>>>

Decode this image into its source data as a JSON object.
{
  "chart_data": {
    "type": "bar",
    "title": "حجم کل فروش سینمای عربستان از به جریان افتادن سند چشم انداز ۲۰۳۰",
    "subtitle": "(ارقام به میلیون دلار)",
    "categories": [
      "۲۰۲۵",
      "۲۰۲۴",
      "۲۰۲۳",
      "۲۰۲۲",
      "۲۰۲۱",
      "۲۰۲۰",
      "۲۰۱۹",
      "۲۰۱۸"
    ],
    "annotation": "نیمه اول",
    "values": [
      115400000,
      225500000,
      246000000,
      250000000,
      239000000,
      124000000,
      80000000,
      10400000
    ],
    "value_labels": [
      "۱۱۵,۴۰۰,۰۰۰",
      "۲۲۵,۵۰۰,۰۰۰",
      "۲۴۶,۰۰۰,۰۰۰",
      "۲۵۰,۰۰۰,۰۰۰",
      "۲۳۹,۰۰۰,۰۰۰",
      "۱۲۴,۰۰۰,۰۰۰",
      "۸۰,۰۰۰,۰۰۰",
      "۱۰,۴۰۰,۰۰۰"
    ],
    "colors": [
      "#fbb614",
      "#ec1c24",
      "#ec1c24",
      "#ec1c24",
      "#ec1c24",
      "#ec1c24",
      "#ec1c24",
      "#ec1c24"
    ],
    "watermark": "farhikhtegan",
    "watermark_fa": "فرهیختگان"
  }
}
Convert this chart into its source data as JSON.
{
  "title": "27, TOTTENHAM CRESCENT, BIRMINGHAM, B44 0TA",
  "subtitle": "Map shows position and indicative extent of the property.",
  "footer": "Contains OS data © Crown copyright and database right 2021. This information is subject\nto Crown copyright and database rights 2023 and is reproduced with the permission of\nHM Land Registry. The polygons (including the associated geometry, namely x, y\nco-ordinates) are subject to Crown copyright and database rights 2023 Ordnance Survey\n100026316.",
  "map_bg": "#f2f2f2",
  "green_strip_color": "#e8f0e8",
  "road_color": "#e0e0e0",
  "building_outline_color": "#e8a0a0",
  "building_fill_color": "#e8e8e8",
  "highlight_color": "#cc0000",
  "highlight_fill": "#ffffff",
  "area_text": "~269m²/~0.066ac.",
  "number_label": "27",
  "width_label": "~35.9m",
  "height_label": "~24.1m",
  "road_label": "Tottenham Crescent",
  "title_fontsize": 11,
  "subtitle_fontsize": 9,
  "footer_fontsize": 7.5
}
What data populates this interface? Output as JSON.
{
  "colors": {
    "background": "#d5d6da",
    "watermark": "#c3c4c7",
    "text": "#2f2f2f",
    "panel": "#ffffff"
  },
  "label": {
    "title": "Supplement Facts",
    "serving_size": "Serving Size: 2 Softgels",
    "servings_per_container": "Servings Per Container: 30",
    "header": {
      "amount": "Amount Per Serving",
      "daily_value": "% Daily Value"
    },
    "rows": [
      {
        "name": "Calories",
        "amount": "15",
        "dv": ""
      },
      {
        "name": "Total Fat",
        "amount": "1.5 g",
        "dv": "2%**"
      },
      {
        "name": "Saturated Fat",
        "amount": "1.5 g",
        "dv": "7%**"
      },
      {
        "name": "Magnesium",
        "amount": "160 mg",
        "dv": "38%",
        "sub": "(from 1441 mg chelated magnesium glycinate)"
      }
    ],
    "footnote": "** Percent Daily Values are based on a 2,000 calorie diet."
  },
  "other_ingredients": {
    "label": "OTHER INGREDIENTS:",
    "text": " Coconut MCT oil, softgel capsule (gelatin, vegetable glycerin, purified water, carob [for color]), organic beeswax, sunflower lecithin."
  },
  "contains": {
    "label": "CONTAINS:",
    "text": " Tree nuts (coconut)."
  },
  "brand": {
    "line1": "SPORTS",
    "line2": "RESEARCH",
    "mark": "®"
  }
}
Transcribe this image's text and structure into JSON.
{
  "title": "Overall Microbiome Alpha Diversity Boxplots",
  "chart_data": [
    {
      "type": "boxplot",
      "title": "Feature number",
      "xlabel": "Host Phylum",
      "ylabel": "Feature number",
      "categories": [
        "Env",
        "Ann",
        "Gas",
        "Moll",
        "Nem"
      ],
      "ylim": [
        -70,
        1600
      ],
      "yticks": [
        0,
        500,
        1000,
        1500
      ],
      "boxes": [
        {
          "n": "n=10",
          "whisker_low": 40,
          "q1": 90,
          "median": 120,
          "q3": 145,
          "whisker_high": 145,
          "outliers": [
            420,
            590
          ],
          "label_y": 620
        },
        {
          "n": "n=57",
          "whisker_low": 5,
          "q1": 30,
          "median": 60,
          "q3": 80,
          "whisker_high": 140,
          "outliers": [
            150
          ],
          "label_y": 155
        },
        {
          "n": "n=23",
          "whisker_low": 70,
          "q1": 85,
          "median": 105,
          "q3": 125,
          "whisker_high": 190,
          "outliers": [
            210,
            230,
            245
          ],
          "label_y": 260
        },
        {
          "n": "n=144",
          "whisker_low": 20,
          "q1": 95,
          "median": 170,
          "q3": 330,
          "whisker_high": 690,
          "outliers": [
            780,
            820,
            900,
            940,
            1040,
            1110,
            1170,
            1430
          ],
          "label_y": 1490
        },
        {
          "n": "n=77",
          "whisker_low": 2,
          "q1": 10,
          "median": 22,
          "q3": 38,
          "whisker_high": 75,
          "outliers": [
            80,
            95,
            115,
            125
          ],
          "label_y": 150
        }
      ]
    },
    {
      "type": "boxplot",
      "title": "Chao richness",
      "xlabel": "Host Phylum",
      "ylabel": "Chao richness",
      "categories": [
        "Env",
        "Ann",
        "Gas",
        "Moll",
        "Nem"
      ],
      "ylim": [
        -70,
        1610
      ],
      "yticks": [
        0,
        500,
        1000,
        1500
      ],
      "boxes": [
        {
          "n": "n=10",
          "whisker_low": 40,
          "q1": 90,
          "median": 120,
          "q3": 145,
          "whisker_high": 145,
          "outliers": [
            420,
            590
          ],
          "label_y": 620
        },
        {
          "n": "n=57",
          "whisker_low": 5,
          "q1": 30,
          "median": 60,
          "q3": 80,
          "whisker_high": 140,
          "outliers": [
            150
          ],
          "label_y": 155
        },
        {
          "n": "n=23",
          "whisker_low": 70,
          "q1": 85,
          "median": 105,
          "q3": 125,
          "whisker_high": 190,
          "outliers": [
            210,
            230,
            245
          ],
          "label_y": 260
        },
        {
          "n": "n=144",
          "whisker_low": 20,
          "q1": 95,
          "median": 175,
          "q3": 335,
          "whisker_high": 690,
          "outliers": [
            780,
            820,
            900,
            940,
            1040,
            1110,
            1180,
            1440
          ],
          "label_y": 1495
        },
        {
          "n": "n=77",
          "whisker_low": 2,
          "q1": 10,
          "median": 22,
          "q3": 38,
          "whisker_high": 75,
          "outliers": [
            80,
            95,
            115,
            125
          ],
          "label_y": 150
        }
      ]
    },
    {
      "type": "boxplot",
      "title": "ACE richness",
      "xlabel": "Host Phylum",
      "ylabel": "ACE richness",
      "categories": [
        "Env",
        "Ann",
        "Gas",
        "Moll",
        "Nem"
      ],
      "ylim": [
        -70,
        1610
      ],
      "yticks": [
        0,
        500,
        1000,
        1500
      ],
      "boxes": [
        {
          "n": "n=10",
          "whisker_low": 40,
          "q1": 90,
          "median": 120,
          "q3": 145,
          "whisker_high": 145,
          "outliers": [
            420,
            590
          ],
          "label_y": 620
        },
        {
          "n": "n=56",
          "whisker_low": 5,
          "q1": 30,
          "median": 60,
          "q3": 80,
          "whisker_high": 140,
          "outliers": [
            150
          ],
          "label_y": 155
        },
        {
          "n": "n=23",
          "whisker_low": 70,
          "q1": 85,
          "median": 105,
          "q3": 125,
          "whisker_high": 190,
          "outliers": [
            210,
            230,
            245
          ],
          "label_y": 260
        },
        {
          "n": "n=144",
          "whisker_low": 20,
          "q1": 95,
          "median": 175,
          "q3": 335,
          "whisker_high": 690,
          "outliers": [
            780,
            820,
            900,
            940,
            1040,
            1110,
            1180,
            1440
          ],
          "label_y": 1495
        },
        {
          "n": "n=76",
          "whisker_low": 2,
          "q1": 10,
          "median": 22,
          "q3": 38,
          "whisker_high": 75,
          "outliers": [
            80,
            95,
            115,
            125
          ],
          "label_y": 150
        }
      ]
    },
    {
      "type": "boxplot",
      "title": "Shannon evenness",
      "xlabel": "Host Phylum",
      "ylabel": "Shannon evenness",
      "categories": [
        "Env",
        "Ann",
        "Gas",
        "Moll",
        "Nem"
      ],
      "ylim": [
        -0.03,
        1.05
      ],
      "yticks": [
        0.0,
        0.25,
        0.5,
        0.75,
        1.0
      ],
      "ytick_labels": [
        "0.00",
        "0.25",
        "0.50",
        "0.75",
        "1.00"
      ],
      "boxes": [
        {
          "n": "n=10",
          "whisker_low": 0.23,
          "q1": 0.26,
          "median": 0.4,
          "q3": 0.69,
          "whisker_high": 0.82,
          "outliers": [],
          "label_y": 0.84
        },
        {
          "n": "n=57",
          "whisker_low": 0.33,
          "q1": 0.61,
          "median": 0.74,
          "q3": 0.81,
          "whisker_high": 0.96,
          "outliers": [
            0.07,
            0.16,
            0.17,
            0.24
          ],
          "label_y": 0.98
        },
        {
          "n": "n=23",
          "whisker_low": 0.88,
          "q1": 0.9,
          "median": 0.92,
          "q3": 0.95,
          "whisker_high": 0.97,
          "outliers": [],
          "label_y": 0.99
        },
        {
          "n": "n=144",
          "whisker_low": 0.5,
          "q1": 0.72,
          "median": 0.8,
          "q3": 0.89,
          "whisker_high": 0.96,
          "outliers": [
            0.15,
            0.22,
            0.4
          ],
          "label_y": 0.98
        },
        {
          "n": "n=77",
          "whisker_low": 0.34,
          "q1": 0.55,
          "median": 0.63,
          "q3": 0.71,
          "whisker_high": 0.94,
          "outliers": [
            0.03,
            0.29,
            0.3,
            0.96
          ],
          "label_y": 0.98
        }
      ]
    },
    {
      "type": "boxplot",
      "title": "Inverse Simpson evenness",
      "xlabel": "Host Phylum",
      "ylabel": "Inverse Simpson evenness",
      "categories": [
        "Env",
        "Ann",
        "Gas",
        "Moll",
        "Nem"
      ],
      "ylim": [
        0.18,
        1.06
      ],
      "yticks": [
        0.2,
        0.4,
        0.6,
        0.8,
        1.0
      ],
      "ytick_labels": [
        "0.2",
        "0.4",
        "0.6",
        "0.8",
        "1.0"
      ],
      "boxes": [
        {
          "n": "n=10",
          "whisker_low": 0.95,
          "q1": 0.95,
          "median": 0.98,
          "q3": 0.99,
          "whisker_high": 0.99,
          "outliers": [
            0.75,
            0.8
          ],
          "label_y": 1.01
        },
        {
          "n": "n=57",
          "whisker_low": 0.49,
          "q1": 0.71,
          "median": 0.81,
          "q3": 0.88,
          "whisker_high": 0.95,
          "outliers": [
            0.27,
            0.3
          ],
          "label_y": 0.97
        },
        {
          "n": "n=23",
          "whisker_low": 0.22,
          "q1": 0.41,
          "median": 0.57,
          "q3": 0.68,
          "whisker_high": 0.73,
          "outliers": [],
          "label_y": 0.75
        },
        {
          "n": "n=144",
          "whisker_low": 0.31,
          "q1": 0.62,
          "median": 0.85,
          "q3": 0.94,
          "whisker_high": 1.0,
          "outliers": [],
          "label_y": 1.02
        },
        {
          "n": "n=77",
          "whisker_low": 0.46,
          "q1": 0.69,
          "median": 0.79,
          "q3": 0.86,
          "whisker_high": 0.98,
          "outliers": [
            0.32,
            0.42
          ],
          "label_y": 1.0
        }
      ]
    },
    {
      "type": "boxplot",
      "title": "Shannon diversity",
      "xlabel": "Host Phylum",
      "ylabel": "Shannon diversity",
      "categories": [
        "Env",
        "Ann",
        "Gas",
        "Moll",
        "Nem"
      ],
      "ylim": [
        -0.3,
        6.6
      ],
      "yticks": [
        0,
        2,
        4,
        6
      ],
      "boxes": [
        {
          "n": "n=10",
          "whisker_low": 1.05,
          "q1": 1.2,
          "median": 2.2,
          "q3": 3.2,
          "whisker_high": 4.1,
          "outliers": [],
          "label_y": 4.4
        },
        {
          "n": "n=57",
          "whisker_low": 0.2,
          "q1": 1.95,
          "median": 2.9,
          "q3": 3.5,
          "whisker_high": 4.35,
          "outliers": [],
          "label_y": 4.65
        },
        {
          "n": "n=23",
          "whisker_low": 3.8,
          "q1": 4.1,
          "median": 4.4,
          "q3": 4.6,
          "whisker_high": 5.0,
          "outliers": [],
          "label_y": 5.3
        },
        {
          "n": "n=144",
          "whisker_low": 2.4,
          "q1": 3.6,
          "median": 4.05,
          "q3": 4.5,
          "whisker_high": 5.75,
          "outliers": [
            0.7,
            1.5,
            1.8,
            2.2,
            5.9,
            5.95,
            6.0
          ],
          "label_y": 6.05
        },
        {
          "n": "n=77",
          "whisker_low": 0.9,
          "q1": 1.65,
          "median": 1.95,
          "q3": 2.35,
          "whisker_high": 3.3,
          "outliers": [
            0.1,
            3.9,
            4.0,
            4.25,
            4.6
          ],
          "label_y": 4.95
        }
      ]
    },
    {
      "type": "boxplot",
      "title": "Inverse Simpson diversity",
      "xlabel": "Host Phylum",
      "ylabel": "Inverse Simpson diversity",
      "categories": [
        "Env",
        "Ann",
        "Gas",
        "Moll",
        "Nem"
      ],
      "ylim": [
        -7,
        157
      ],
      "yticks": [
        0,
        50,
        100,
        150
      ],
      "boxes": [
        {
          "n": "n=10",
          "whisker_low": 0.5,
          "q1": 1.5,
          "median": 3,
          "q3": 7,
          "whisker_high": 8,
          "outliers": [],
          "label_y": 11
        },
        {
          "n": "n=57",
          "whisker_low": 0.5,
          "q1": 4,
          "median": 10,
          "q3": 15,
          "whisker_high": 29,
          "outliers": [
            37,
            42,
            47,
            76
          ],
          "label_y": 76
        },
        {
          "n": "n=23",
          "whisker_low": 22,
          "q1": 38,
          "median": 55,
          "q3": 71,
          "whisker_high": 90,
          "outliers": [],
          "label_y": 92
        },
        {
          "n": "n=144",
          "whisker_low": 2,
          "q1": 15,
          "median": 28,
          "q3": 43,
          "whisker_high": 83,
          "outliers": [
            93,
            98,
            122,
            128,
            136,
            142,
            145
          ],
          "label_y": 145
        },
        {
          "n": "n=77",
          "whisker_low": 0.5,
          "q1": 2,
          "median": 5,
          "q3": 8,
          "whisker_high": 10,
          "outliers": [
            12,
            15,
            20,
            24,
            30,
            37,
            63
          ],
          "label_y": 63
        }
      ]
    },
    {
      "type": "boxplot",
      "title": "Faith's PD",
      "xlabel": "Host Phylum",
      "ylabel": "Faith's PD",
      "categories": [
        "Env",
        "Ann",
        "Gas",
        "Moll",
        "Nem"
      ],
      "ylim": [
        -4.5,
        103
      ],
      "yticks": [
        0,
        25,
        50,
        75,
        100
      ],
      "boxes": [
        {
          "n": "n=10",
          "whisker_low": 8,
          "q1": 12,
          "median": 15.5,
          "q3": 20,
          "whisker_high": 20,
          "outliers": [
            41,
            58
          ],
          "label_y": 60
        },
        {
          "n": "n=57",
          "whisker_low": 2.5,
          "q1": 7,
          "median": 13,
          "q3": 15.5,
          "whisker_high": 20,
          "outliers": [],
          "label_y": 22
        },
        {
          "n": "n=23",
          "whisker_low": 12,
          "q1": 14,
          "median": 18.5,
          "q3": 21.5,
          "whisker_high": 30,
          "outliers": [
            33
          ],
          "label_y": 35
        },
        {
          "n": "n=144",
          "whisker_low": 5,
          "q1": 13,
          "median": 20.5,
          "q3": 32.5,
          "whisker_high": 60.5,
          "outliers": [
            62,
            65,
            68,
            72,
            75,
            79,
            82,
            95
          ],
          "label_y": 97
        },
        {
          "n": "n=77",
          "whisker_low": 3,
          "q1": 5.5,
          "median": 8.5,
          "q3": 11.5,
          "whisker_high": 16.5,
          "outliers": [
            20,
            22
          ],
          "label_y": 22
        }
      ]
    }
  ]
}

<<<

What you need to do
The lines above form a set of records; determine how many of them contain the string "evenness" and give that number alone.

Written reply
4